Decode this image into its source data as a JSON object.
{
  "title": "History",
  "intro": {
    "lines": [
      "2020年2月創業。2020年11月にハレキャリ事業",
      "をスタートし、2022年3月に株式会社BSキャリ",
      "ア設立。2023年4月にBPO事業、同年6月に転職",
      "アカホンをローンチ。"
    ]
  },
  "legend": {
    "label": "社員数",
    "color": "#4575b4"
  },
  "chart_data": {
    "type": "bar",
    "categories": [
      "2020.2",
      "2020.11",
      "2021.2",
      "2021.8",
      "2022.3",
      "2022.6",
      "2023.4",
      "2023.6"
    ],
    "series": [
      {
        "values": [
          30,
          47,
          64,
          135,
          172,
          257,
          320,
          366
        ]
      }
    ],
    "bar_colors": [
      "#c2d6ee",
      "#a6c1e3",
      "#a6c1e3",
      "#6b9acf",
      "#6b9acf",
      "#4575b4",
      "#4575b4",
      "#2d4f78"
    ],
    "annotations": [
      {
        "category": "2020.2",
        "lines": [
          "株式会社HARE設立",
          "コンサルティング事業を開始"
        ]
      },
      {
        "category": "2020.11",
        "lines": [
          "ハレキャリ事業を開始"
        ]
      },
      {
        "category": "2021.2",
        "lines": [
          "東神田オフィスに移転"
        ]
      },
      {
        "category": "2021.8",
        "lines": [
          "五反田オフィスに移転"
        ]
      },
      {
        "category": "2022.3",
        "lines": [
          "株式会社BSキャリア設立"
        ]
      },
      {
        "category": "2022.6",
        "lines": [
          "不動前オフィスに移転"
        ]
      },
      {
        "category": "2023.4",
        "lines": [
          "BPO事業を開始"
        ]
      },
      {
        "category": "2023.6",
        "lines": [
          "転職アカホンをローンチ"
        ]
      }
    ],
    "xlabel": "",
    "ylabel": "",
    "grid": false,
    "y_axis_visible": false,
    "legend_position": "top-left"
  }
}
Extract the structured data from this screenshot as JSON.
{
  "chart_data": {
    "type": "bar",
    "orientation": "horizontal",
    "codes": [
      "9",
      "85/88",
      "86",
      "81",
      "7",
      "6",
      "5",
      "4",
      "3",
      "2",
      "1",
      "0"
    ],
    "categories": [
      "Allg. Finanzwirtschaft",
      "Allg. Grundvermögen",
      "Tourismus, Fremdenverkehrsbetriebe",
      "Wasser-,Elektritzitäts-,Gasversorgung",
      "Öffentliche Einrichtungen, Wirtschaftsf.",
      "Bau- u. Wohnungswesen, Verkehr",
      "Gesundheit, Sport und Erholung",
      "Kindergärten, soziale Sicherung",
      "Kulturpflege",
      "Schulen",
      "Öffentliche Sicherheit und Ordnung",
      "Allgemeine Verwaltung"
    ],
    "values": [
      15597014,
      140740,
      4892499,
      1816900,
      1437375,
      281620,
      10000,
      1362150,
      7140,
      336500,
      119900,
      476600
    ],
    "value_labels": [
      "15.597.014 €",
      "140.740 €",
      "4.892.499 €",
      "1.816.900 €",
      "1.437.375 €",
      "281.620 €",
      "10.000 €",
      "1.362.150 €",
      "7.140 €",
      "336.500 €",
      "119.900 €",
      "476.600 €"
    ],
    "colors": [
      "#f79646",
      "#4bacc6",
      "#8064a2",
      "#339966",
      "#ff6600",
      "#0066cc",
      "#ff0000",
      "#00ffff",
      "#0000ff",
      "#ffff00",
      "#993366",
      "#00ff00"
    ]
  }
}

--------------------------------

WHAT YOU HAVE TO DO
Track down all lines above with the string "this" and copy them.

FULL SOLUTION
Decode this image into its source data as a JSON object.
Extract the structured data from this screenshot as JSON.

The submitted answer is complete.